# What you need to do
Reply with one number: the count of lines in the records below that hold "name".

# Records shown
--- BEGIN ---
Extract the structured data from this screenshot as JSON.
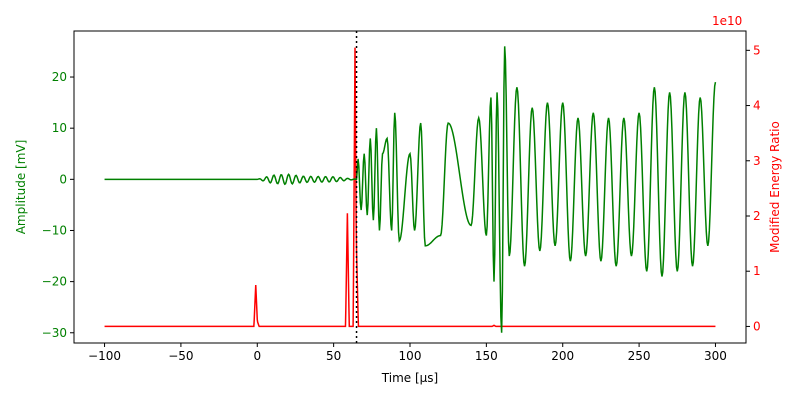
{
  "chart_data": {
    "type": "line",
    "xlabel": "Time [µs]",
    "ylabel_left": "Amplitude [mV]",
    "ylabel_right": "Modified Energy Ratio",
    "right_axis_offset_text": "1e10",
    "xlim": [
      -120,
      320
    ],
    "ylim_left": [
      -32,
      29
    ],
    "ylim_right": [
      -0.3,
      5.35
    ],
    "x_ticks": [
      -100,
      -50,
      0,
      50,
      100,
      150,
      200,
      250,
      300
    ],
    "y_ticks_left": [
      -30,
      -20,
      -10,
      0,
      10,
      20
    ],
    "y_ticks_right": [
      0,
      1,
      2,
      3,
      4,
      5
    ],
    "vline": {
      "x": 65,
      "style": "dotted",
      "color": "#000000"
    },
    "grid": false,
    "series": [
      {
        "axis": "left",
        "color": "#008000",
        "generator": "waveform",
        "x_range": [
          -100,
          300
        ],
        "quiet_until": 0,
        "onset": 65,
        "key_points": [
          [
            -100,
            0
          ],
          [
            0,
            0
          ],
          [
            10,
            0.8
          ],
          [
            20,
            1
          ],
          [
            30,
            0.6
          ],
          [
            50,
            0.5
          ],
          [
            65,
            0
          ],
          [
            66,
            4
          ],
          [
            68,
            -6
          ],
          [
            70,
            5
          ],
          [
            72,
            -7
          ],
          [
            74,
            8
          ],
          [
            76,
            -8
          ],
          [
            78,
            10
          ],
          [
            80,
            -10
          ],
          [
            82,
            5
          ],
          [
            85,
            8
          ],
          [
            88,
            -10
          ],
          [
            90,
            13
          ],
          [
            93,
            -12
          ],
          [
            100,
            5
          ],
          [
            103,
            -10
          ],
          [
            107,
            11
          ],
          [
            110,
            -13
          ],
          [
            120,
            -11
          ],
          [
            125,
            11
          ],
          [
            140,
            -9
          ],
          [
            145,
            12
          ],
          [
            150,
            -11
          ],
          [
            153,
            16
          ],
          [
            155,
            -20
          ],
          [
            157,
            17
          ],
          [
            160,
            -30
          ],
          [
            162,
            26
          ],
          [
            165,
            -15
          ],
          [
            170,
            18
          ],
          [
            175,
            -17
          ],
          [
            180,
            14
          ],
          [
            185,
            -14
          ],
          [
            190,
            15
          ],
          [
            195,
            -13
          ],
          [
            200,
            15
          ],
          [
            205,
            -16
          ],
          [
            210,
            12
          ],
          [
            215,
            -15
          ],
          [
            220,
            13
          ],
          [
            225,
            -16
          ],
          [
            230,
            12
          ],
          [
            235,
            -17
          ],
          [
            240,
            12
          ],
          [
            245,
            -15
          ],
          [
            250,
            13
          ],
          [
            255,
            -18
          ],
          [
            260,
            18
          ],
          [
            265,
            -19
          ],
          [
            270,
            17
          ],
          [
            275,
            -18
          ],
          [
            280,
            17
          ],
          [
            285,
            -17
          ],
          [
            290,
            16
          ],
          [
            295,
            -13
          ],
          [
            300,
            19
          ]
        ]
      },
      {
        "axis": "right",
        "color": "#ff0000",
        "generator": "spikes",
        "x_range": [
          -100,
          300
        ],
        "baseline": 0,
        "key_points": [
          [
            -1,
            0.75
          ],
          [
            0,
            0.1
          ],
          [
            59,
            2.05
          ],
          [
            64,
            5.05
          ],
          [
            65,
            1.35
          ],
          [
            155,
            0.02
          ]
        ]
      }
    ]
  }
}
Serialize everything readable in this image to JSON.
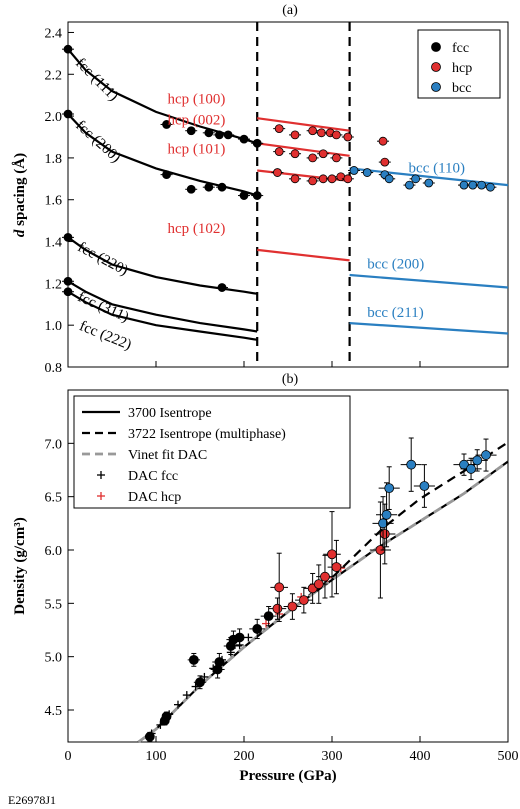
{
  "figure_id": "E26978J1",
  "colors": {
    "fcc": "#000000",
    "hcp": "#e03030",
    "bcc": "#2a7fc1",
    "vinet": "#999999",
    "dac_hcp": "#e03030"
  },
  "chart_data": [
    {
      "panel": "(a)",
      "type": "scatter",
      "ylabel_italic": "d",
      "ylabel_rest": " spacing (Å)",
      "xlim": [
        0,
        500
      ],
      "ylim": [
        0.8,
        2.45
      ],
      "yticks": [
        "0.8",
        "1.0",
        "1.2",
        "1.4",
        "1.6",
        "1.8",
        "2.0",
        "2.2",
        "2.4"
      ],
      "ytick_values": [
        0.8,
        1.0,
        1.2,
        1.4,
        1.6,
        1.8,
        2.0,
        2.2,
        2.4
      ],
      "phase_boundaries": [
        215,
        320
      ],
      "legend": {
        "placement": "top-right",
        "entries": [
          "fcc",
          "hcp",
          "bcc"
        ]
      },
      "lines": [
        {
          "phase": "fcc",
          "x": [
            0,
            20,
            50,
            100,
            150,
            200,
            215
          ],
          "y": [
            2.32,
            2.22,
            2.12,
            2.02,
            1.95,
            1.89,
            1.87
          ]
        },
        {
          "phase": "fcc",
          "x": [
            0,
            20,
            50,
            100,
            150,
            200,
            215
          ],
          "y": [
            2.01,
            1.92,
            1.83,
            1.75,
            1.69,
            1.64,
            1.62
          ]
        },
        {
          "phase": "fcc",
          "x": [
            0,
            20,
            50,
            100,
            150,
            200,
            215
          ],
          "y": [
            1.42,
            1.36,
            1.29,
            1.23,
            1.19,
            1.16,
            1.15
          ]
        },
        {
          "phase": "fcc",
          "x": [
            0,
            20,
            50,
            100,
            150,
            200,
            215
          ],
          "y": [
            1.21,
            1.16,
            1.1,
            1.05,
            1.01,
            0.98,
            0.97
          ]
        },
        {
          "phase": "fcc",
          "x": [
            0,
            20,
            50,
            100,
            150,
            200,
            215
          ],
          "y": [
            1.16,
            1.11,
            1.05,
            1.0,
            0.97,
            0.94,
            0.93
          ]
        },
        {
          "phase": "hcp",
          "x": [
            215,
            320
          ],
          "y": [
            1.99,
            1.93
          ]
        },
        {
          "phase": "hcp",
          "x": [
            215,
            320
          ],
          "y": [
            1.87,
            1.81
          ]
        },
        {
          "phase": "hcp",
          "x": [
            215,
            320
          ],
          "y": [
            1.74,
            1.69
          ]
        },
        {
          "phase": "hcp",
          "x": [
            215,
            320
          ],
          "y": [
            1.36,
            1.31
          ]
        },
        {
          "phase": "bcc",
          "x": [
            320,
            500
          ],
          "y": [
            1.75,
            1.67
          ]
        },
        {
          "phase": "bcc",
          "x": [
            320,
            500
          ],
          "y": [
            1.24,
            1.18
          ]
        },
        {
          "phase": "bcc",
          "x": [
            320,
            500
          ],
          "y": [
            1.01,
            0.96
          ]
        }
      ],
      "points": [
        {
          "phase": "fcc",
          "x": 0,
          "y": 2.32
        },
        {
          "phase": "fcc",
          "x": 0,
          "y": 2.01
        },
        {
          "phase": "fcc",
          "x": 0,
          "y": 1.42
        },
        {
          "phase": "fcc",
          "x": 0,
          "y": 1.21
        },
        {
          "phase": "fcc",
          "x": 0,
          "y": 1.16
        },
        {
          "phase": "fcc",
          "x": 112,
          "y": 1.96
        },
        {
          "phase": "fcc",
          "x": 140,
          "y": 1.93
        },
        {
          "phase": "fcc",
          "x": 160,
          "y": 1.92
        },
        {
          "phase": "fcc",
          "x": 172,
          "y": 1.91
        },
        {
          "phase": "fcc",
          "x": 182,
          "y": 1.91
        },
        {
          "phase": "fcc",
          "x": 200,
          "y": 1.89
        },
        {
          "phase": "fcc",
          "x": 215,
          "y": 1.87
        },
        {
          "phase": "fcc",
          "x": 112,
          "y": 1.72
        },
        {
          "phase": "fcc",
          "x": 140,
          "y": 1.65
        },
        {
          "phase": "fcc",
          "x": 160,
          "y": 1.66
        },
        {
          "phase": "fcc",
          "x": 175,
          "y": 1.66
        },
        {
          "phase": "fcc",
          "x": 200,
          "y": 1.62
        },
        {
          "phase": "fcc",
          "x": 215,
          "y": 1.62
        },
        {
          "phase": "fcc",
          "x": 175,
          "y": 1.18
        },
        {
          "phase": "hcp",
          "x": 240,
          "y": 1.94
        },
        {
          "phase": "hcp",
          "x": 258,
          "y": 1.91
        },
        {
          "phase": "hcp",
          "x": 278,
          "y": 1.93
        },
        {
          "phase": "hcp",
          "x": 288,
          "y": 1.92
        },
        {
          "phase": "hcp",
          "x": 298,
          "y": 1.92
        },
        {
          "phase": "hcp",
          "x": 305,
          "y": 1.91
        },
        {
          "phase": "hcp",
          "x": 318,
          "y": 1.9
        },
        {
          "phase": "hcp",
          "x": 240,
          "y": 1.83
        },
        {
          "phase": "hcp",
          "x": 258,
          "y": 1.82
        },
        {
          "phase": "hcp",
          "x": 278,
          "y": 1.8
        },
        {
          "phase": "hcp",
          "x": 290,
          "y": 1.82
        },
        {
          "phase": "hcp",
          "x": 305,
          "y": 1.8
        },
        {
          "phase": "hcp",
          "x": 238,
          "y": 1.73
        },
        {
          "phase": "hcp",
          "x": 258,
          "y": 1.7
        },
        {
          "phase": "hcp",
          "x": 278,
          "y": 1.69
        },
        {
          "phase": "hcp",
          "x": 290,
          "y": 1.7
        },
        {
          "phase": "hcp",
          "x": 300,
          "y": 1.7
        },
        {
          "phase": "hcp",
          "x": 310,
          "y": 1.71
        },
        {
          "phase": "hcp",
          "x": 318,
          "y": 1.7
        },
        {
          "phase": "hcp",
          "x": 358,
          "y": 1.88
        },
        {
          "phase": "hcp",
          "x": 360,
          "y": 1.78
        },
        {
          "phase": "bcc",
          "x": 325,
          "y": 1.74
        },
        {
          "phase": "bcc",
          "x": 340,
          "y": 1.73
        },
        {
          "phase": "bcc",
          "x": 360,
          "y": 1.72
        },
        {
          "phase": "bcc",
          "x": 365,
          "y": 1.7
        },
        {
          "phase": "bcc",
          "x": 388,
          "y": 1.67
        },
        {
          "phase": "bcc",
          "x": 395,
          "y": 1.7
        },
        {
          "phase": "bcc",
          "x": 410,
          "y": 1.68
        },
        {
          "phase": "bcc",
          "x": 450,
          "y": 1.67
        },
        {
          "phase": "bcc",
          "x": 460,
          "y": 1.67
        },
        {
          "phase": "bcc",
          "x": 470,
          "y": 1.67
        },
        {
          "phase": "bcc",
          "x": 480,
          "y": 1.66
        }
      ],
      "annotations": [
        {
          "text": "fcc (111)",
          "phase": "fcc",
          "x": 8,
          "y": 2.25,
          "rotate": 45
        },
        {
          "text": "fcc (200)",
          "phase": "fcc",
          "x": 8,
          "y": 1.95,
          "rotate": 42
        },
        {
          "text": "fcc (220)",
          "phase": "fcc",
          "x": 10,
          "y": 1.36,
          "rotate": 28
        },
        {
          "text": "fcc (311)",
          "phase": "fcc",
          "x": 10,
          "y": 1.12,
          "rotate": 24
        },
        {
          "text": "fcc (222)",
          "phase": "fcc",
          "x": 12,
          "y": 0.98,
          "rotate": 22
        },
        {
          "text": "hcp (100)",
          "phase": "hcp",
          "x": 113,
          "y": 2.06,
          "rotate": 0
        },
        {
          "text": "hcp (002)",
          "phase": "hcp",
          "x": 113,
          "y": 1.96,
          "rotate": 0
        },
        {
          "text": "hcp (101)",
          "phase": "hcp",
          "x": 113,
          "y": 1.82,
          "rotate": 0
        },
        {
          "text": "hcp (102)",
          "phase": "hcp",
          "x": 113,
          "y": 1.44,
          "rotate": 0
        },
        {
          "text": "bcc (110)",
          "phase": "bcc",
          "x": 387,
          "y": 1.73,
          "rotate": 0
        },
        {
          "text": "bcc (200)",
          "phase": "bcc",
          "x": 340,
          "y": 1.27,
          "rotate": 0
        },
        {
          "text": "bcc (211)",
          "phase": "bcc",
          "x": 340,
          "y": 1.04,
          "rotate": 0
        }
      ]
    },
    {
      "panel": "(b)",
      "type": "scatter",
      "xlabel": "Pressure (GPa)",
      "ylabel": "Density (g/cm³)",
      "xlim": [
        0,
        500
      ],
      "ylim": [
        4.2,
        7.5
      ],
      "xticks": [
        "0",
        "100",
        "200",
        "300",
        "400",
        "500"
      ],
      "xtick_values": [
        0,
        100,
        200,
        300,
        400,
        500
      ],
      "yticks": [
        "4.5",
        "5.0",
        "5.5",
        "6.0",
        "6.5",
        "7.0"
      ],
      "ytick_values": [
        4.5,
        5.0,
        5.5,
        6.0,
        6.5,
        7.0
      ],
      "legend": {
        "placement": "top-left",
        "entries": [
          {
            "label": "3700 Isentrope",
            "style": "solid",
            "color": "#000000"
          },
          {
            "label": "3722 Isentrope (multiphase)",
            "style": "dashed",
            "color": "#000000"
          },
          {
            "label": "Vinet fit DAC",
            "style": "dashed",
            "color": "#999999"
          },
          {
            "label": "DAC fcc",
            "style": "plus",
            "color": "#000000"
          },
          {
            "label": "DAC hcp",
            "style": "plus",
            "color": "#e03030"
          }
        ]
      },
      "series": [
        {
          "name": "3700 Isentrope",
          "x": [
            80,
            100,
            150,
            200,
            250,
            300,
            350,
            400,
            450,
            500
          ],
          "y": [
            4.2,
            4.32,
            4.73,
            5.09,
            5.42,
            5.72,
            6.01,
            6.27,
            6.53,
            6.83
          ]
        },
        {
          "name": "3722 Isentrope (multiphase)",
          "x": [
            80,
            100,
            150,
            200,
            250,
            300,
            330,
            360,
            400,
            450,
            500
          ],
          "y": [
            4.2,
            4.32,
            4.73,
            5.09,
            5.42,
            5.74,
            5.98,
            6.22,
            6.48,
            6.74,
            7.01
          ]
        },
        {
          "name": "Vinet fit DAC",
          "x": [
            80,
            100,
            150,
            200,
            250,
            300,
            350,
            400,
            450,
            500
          ],
          "y": [
            4.2,
            4.32,
            4.73,
            5.09,
            5.42,
            5.72,
            6.01,
            6.27,
            6.53,
            6.83
          ]
        }
      ],
      "dac_fcc": [
        {
          "x": 95,
          "y": 4.28
        },
        {
          "x": 105,
          "y": 4.36
        },
        {
          "x": 115,
          "y": 4.46
        },
        {
          "x": 125,
          "y": 4.55
        },
        {
          "x": 135,
          "y": 4.64
        },
        {
          "x": 145,
          "y": 4.72
        },
        {
          "x": 155,
          "y": 4.81
        },
        {
          "x": 165,
          "y": 4.89
        },
        {
          "x": 175,
          "y": 4.97
        },
        {
          "x": 185,
          "y": 5.04
        },
        {
          "x": 195,
          "y": 5.11
        },
        {
          "x": 205,
          "y": 5.18
        },
        {
          "x": 215,
          "y": 5.25
        }
      ],
      "dac_hcp": [
        {
          "x": 225,
          "y": 5.31
        },
        {
          "x": 240,
          "y": 5.4
        },
        {
          "x": 255,
          "y": 5.5
        },
        {
          "x": 265,
          "y": 5.56
        },
        {
          "x": 280,
          "y": 5.65
        },
        {
          "x": 295,
          "y": 5.74
        },
        {
          "x": 310,
          "y": 5.83
        }
      ],
      "points": [
        {
          "phase": "fcc",
          "x": 93,
          "y": 4.25,
          "xerr": 5,
          "yerr": 0.04
        },
        {
          "phase": "fcc",
          "x": 110,
          "y": 4.4,
          "xerr": 5,
          "yerr": 0.04
        },
        {
          "phase": "fcc",
          "x": 112,
          "y": 4.44,
          "xerr": 5,
          "yerr": 0.04
        },
        {
          "phase": "fcc",
          "x": 143,
          "y": 4.97,
          "xerr": 7,
          "yerr": 0.06
        },
        {
          "phase": "fcc",
          "x": 150,
          "y": 4.76,
          "xerr": 7,
          "yerr": 0.06
        },
        {
          "phase": "fcc",
          "x": 170,
          "y": 4.88,
          "xerr": 8,
          "yerr": 0.08
        },
        {
          "phase": "fcc",
          "x": 172,
          "y": 4.95,
          "xerr": 8,
          "yerr": 0.08
        },
        {
          "phase": "fcc",
          "x": 185,
          "y": 5.1,
          "xerr": 8,
          "yerr": 0.08
        },
        {
          "phase": "fcc",
          "x": 188,
          "y": 5.16,
          "xerr": 8,
          "yerr": 0.08
        },
        {
          "phase": "fcc",
          "x": 195,
          "y": 5.18,
          "xerr": 8,
          "yerr": 0.08
        },
        {
          "phase": "fcc",
          "x": 215,
          "y": 5.26,
          "xerr": 9,
          "yerr": 0.09
        },
        {
          "phase": "fcc",
          "x": 228,
          "y": 5.38,
          "xerr": 9,
          "yerr": 0.09
        },
        {
          "phase": "hcp",
          "x": 238,
          "y": 5.45,
          "xerr": 10,
          "yerr": 0.1
        },
        {
          "phase": "hcp",
          "x": 240,
          "y": 5.65,
          "xerr": 10,
          "yerr": 0.32
        },
        {
          "phase": "hcp",
          "x": 255,
          "y": 5.47,
          "xerr": 10,
          "yerr": 0.12
        },
        {
          "phase": "hcp",
          "x": 268,
          "y": 5.53,
          "xerr": 10,
          "yerr": 0.12
        },
        {
          "phase": "hcp",
          "x": 278,
          "y": 5.64,
          "xerr": 10,
          "yerr": 0.14
        },
        {
          "phase": "hcp",
          "x": 285,
          "y": 5.68,
          "xerr": 10,
          "yerr": 0.18
        },
        {
          "phase": "hcp",
          "x": 292,
          "y": 5.75,
          "xerr": 10,
          "yerr": 0.2
        },
        {
          "phase": "hcp",
          "x": 300,
          "y": 5.96,
          "xerr": 10,
          "yerr": 0.4
        },
        {
          "phase": "hcp",
          "x": 305,
          "y": 5.84,
          "xerr": 10,
          "yerr": 0.25
        },
        {
          "phase": "hcp",
          "x": 355,
          "y": 6.0,
          "xerr": 12,
          "yerr": 0.45
        },
        {
          "phase": "hcp",
          "x": 360,
          "y": 6.15,
          "xerr": 12,
          "yerr": 0.28
        },
        {
          "phase": "bcc",
          "x": 358,
          "y": 6.25,
          "xerr": 12,
          "yerr": 0.25
        },
        {
          "phase": "bcc",
          "x": 362,
          "y": 6.33,
          "xerr": 12,
          "yerr": 0.3
        },
        {
          "phase": "bcc",
          "x": 365,
          "y": 6.58,
          "xerr": 12,
          "yerr": 0.2
        },
        {
          "phase": "bcc",
          "x": 390,
          "y": 6.8,
          "xerr": 12,
          "yerr": 0.25
        },
        {
          "phase": "bcc",
          "x": 405,
          "y": 6.6,
          "xerr": 12,
          "yerr": 0.2
        },
        {
          "phase": "bcc",
          "x": 450,
          "y": 6.8,
          "xerr": 12,
          "yerr": 0.1
        },
        {
          "phase": "bcc",
          "x": 458,
          "y": 6.76,
          "xerr": 12,
          "yerr": 0.1
        },
        {
          "phase": "bcc",
          "x": 465,
          "y": 6.84,
          "xerr": 12,
          "yerr": 0.1
        },
        {
          "phase": "bcc",
          "x": 475,
          "y": 6.89,
          "xerr": 12,
          "yerr": 0.15
        }
      ]
    }
  ]
}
--- END ---
# Response to this task
3